Written instruction – Search the material for the string "screenshot" and copy each line where it occurs.

Records provided –
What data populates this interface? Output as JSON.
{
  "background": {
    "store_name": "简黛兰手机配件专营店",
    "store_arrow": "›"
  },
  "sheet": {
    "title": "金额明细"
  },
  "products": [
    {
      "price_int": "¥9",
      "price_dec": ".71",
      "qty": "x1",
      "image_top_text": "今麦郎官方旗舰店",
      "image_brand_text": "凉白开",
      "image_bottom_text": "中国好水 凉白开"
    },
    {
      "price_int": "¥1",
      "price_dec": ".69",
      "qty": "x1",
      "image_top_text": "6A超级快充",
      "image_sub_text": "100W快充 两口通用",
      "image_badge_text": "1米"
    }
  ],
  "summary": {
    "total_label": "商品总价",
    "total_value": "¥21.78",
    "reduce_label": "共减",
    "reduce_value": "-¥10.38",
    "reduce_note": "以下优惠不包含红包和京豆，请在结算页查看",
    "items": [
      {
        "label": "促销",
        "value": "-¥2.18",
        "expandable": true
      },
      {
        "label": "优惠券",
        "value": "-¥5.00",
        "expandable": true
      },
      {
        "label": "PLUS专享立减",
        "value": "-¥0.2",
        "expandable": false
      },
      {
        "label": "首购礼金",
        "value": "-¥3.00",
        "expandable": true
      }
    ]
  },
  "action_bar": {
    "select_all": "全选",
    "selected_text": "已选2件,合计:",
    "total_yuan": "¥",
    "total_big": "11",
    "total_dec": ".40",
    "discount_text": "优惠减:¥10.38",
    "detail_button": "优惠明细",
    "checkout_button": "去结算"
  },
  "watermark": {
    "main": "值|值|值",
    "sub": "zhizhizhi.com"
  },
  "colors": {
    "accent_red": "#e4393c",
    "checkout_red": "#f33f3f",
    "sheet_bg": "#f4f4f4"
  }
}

---

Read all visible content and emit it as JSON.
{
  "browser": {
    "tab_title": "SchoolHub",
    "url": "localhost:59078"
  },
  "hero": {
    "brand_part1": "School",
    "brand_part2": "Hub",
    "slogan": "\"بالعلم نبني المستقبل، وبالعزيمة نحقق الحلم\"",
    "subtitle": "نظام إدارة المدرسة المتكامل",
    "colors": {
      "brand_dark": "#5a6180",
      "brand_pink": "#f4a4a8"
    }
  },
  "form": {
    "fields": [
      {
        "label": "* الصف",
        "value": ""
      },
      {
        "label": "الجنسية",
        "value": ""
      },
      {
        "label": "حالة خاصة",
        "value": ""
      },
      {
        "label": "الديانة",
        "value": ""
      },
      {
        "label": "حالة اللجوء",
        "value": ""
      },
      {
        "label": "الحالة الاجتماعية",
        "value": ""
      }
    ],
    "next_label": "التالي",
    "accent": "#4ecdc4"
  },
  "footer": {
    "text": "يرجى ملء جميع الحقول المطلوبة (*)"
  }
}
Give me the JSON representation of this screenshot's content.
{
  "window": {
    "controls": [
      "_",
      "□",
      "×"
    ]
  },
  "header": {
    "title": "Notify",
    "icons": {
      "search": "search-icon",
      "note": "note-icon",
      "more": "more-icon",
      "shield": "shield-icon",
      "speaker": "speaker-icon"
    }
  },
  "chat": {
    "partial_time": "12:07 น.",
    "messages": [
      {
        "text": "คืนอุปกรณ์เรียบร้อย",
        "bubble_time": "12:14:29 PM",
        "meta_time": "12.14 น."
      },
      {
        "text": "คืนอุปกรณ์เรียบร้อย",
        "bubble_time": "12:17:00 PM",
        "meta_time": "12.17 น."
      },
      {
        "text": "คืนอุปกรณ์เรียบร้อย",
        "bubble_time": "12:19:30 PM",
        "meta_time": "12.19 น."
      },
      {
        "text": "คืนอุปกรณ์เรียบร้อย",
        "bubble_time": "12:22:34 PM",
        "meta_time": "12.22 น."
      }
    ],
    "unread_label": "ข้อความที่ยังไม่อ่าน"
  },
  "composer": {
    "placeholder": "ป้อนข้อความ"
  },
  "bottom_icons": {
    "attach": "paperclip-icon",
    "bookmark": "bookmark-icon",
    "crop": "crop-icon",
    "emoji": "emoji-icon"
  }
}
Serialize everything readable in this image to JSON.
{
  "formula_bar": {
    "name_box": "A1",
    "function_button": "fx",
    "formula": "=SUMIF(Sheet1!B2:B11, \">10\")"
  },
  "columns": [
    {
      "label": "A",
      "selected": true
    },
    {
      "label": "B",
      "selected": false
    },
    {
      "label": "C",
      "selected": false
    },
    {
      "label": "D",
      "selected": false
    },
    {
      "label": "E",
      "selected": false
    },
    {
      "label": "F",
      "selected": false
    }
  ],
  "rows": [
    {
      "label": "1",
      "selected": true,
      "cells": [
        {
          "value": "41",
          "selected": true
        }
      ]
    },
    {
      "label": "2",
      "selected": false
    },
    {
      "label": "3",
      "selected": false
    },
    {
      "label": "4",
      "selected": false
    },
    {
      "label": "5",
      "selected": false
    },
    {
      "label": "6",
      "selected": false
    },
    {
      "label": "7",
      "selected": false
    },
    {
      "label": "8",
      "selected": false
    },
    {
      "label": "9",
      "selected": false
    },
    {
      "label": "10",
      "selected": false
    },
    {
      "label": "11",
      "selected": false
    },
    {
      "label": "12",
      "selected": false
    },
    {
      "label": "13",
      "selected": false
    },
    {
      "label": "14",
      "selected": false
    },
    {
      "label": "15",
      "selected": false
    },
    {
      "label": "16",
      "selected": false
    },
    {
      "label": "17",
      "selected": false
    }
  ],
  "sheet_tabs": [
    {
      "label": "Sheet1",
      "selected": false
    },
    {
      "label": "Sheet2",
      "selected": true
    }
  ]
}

---

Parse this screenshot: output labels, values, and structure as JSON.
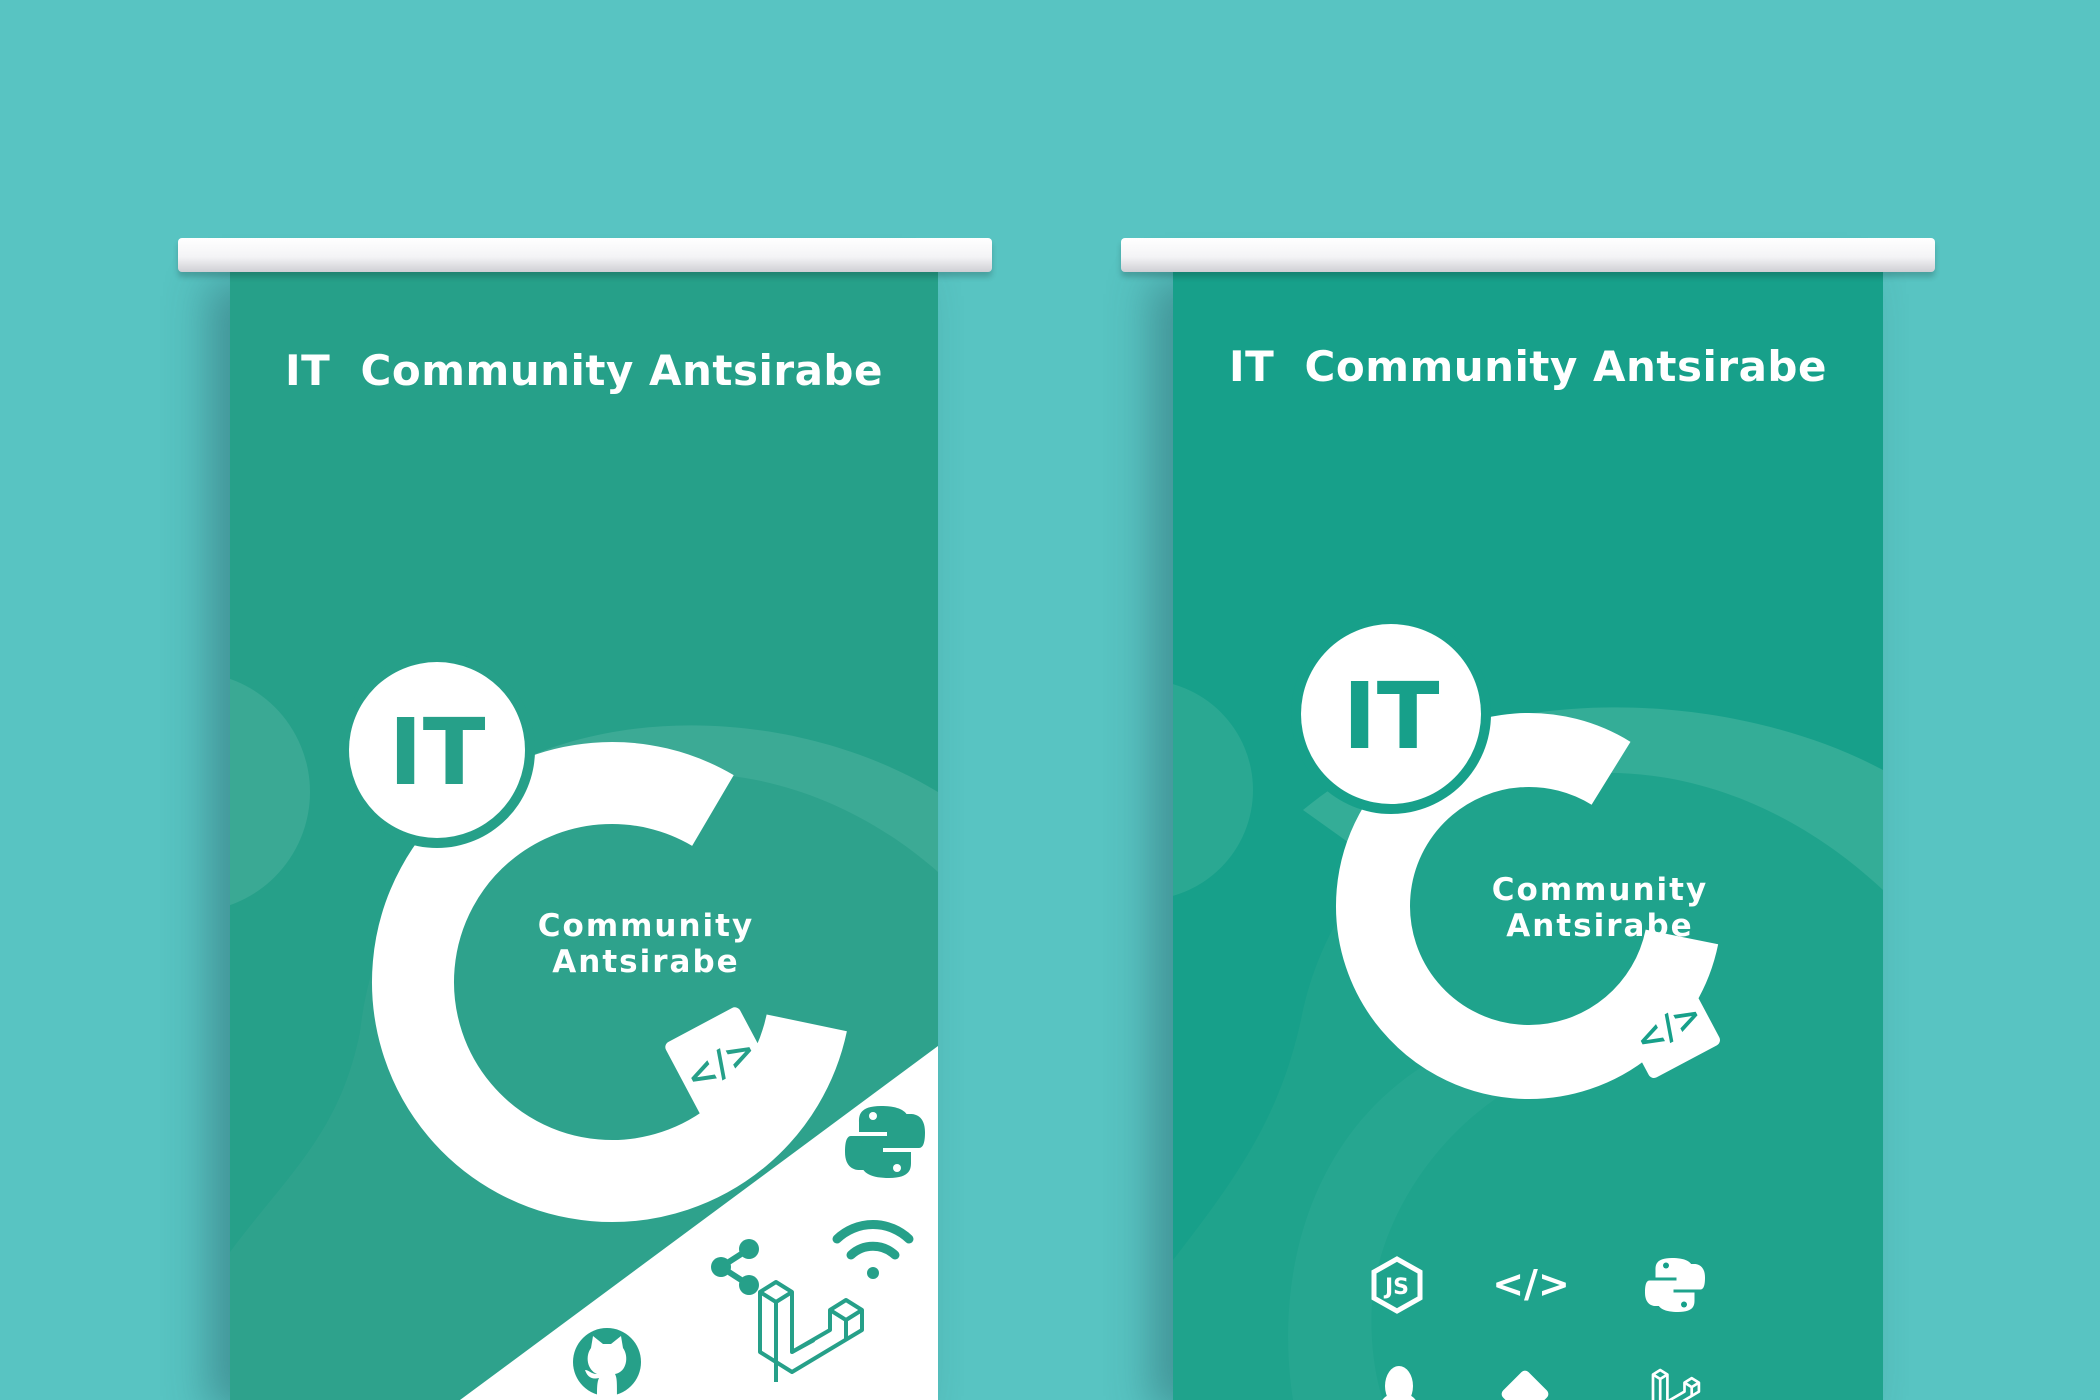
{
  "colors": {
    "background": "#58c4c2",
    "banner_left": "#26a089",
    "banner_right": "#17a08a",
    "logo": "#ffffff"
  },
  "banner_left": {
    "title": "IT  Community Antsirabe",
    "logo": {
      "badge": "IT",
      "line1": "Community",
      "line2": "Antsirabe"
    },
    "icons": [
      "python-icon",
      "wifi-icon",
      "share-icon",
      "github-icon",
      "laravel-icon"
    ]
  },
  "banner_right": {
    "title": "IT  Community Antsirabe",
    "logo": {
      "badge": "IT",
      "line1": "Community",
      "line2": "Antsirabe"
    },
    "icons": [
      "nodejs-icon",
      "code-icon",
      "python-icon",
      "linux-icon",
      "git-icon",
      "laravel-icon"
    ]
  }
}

Output below –
Give me the JSON representation of this screenshot's content.
Parse this screenshot: output labels, values, and structure as JSON.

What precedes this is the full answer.